## Consignas del ejercicio
- 1) Según el texto sobre las empresas con tesorería en bitcoin, ¿cuánto ha retrocedido el bitcoin en los últimos doce meses?
- 2) Reproduce el fragmento del texto sobre las empresas con tesorería en bitcoin que va desde "El efecto inverso" hasta "sufren todavía más.".

## Fragmento seleccionado
----------

Las empresas cotizadas que convirtieron el bitcoin (BTC) en el eje de su tesorería han perdido más de 80.000 millones de dólares de capitalización bursátil desde mediados del año pasado, según un análisis del Financial Times. El valor conjunto de las 50 mayores compañías con bitcoin en balance ha pasado de 150.000 millones de dólares en julio de 2025 a 67.000 millones en la actualidad.
La caída pone en cuestión una estrategia que nació con el objetivo de impulsar las cotizaciones. Estas empresas empezaron a comprar bitcoin para diferenciarse en Bolsa y atraer capital, pero el mecanismo se ha vuelto en su contra a medida que la criptomoneda ha perdido valor y la financiación se ha encarecido o se ha vuelto más difícil de obtener.
Una estrategia inspirada en Strategy
El modelo tomó como referencia a Michael Saylor, que transformó a partir de 2020 su compañía de software en una empresa centrada en acumular bitcoin. Strategy financió las compras mediante emisiones de deuda y acciones, y durante la subida de la criptomoneda su cotización también se revalorizó con fuerza.
El ejemplo fue replicado por cientos de compañías. Entre ellas figuraban una cadena española de cafeterías, un vendedor japonés de ropa y un fabricante estadounidense de baterías. En distintos grados, estas empresas relegaron su actividad original para convertir la adquisición de bitcoin en el principal argumento de su estrategia corporativa.
Al principio, los anuncios de nuevas compras solían provocar avances en Bolsa. La expectativa de que la compañía acumulara más bitcoin atraía a inversores y facilitaba nuevas ampliaciones de capital o emisiones de deuda. Ese círculo permitía seguir comprando y reforzaba la exposición al activo.
El efecto inverso cuando cae el bitcoin
El problema es que el modelo necesita una entrada constante de financiación. Mientras los inversores mantienen el interés y el precio del bitcoin sube, las compañías pueden captar recursos para ampliar sus reservas. Cuando la cotización de la criptomoneda baja, sin embargo, el efecto se invierte: cae el valor de los activos, se deteriora la percepción del mercado y las acciones de las empresas sufren todavía más.
El bitcoin ha retrocedido alrededor de un 30% en los últimos doce meses, hasta situarse cerca de los 78.000 dólares, de acuerdo con la fuente. Las empresas con tesorería en bitcoin han caído más que la propia criptomoneda, en parte porque muchas utilizaban apalancamiento y sus cotizaciones se volvieron especialmente sensibles a los movimientos del activo.
El análisis del Financial Times señala que 43 de las 50 compañías cotizan ya por debajo del nivel que tenían antes de adoptar el giro hacia el bitcoin. En 35 casos, la caída alcanza al menos la mitad de su valor bursátil. En total, solo en los últimos doce meses se han evaporado 57.000 millones de dólares de capitalización conjunta.

----------

Registros de una fuente de datos:
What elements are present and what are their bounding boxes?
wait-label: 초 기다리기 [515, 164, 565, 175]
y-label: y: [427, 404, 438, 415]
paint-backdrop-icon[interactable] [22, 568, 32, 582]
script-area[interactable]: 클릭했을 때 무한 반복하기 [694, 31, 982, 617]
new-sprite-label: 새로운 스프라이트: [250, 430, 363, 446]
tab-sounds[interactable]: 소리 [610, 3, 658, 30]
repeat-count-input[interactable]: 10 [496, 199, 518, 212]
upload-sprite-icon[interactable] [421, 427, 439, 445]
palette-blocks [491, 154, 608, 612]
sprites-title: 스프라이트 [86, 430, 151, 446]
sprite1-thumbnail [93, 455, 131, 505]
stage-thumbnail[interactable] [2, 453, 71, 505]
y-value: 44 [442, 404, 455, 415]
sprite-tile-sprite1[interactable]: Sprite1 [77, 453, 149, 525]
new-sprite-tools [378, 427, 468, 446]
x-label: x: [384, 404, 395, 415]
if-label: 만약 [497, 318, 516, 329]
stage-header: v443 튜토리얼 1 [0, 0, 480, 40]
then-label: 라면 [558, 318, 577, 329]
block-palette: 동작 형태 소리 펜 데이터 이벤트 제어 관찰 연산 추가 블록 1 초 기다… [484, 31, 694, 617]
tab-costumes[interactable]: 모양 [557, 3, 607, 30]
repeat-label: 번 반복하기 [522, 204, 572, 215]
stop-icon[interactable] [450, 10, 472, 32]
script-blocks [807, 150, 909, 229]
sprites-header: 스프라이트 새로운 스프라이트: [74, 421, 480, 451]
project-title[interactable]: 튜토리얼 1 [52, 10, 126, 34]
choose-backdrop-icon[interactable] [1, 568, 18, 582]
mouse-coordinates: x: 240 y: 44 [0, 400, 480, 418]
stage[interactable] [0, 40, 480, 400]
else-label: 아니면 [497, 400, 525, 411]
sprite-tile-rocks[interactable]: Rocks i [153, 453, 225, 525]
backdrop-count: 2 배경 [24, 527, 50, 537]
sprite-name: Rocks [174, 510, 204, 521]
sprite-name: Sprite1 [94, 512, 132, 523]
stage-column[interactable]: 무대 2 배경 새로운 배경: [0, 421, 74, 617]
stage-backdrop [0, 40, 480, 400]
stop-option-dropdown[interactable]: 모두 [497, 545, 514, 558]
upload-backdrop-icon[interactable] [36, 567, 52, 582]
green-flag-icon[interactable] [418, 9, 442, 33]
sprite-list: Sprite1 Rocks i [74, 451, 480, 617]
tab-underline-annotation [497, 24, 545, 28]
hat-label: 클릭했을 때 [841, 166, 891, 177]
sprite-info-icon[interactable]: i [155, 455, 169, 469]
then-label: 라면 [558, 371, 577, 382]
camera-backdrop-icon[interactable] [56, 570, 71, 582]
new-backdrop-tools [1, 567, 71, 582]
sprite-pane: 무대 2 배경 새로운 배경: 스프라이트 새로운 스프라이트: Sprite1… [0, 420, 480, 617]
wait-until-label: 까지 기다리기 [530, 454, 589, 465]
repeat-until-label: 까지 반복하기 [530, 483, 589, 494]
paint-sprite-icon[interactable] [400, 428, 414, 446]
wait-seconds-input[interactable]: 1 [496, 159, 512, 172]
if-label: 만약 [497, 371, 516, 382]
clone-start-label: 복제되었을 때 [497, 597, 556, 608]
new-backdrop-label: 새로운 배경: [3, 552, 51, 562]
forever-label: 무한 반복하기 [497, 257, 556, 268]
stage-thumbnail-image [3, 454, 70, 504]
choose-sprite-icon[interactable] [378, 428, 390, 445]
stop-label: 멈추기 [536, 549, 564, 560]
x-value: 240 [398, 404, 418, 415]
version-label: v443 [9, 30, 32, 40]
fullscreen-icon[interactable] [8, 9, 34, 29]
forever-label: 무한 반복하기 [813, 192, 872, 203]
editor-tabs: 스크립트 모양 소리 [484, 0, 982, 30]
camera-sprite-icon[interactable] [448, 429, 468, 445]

----------

## Respuestas escritas
- 1) Alrededor de un 30%, hasta situarse cerca de los 78.000 dólares.

- 2)
El efecto inverso cuando cae el bitcoin
El problema es que el modelo necesita una entrada constante de financiación. Mientras los inversores mantienen el interés y el precio del bitcoin sube, las compañías pueden captar recursos para ampliar sus reservas. Cuando la cotización de la criptomoneda baja, sin embargo, el efecto se invierte: cae el valor de los activos, se deteriora la percepción del mercado y las acciones de las empresas sufren todavía más.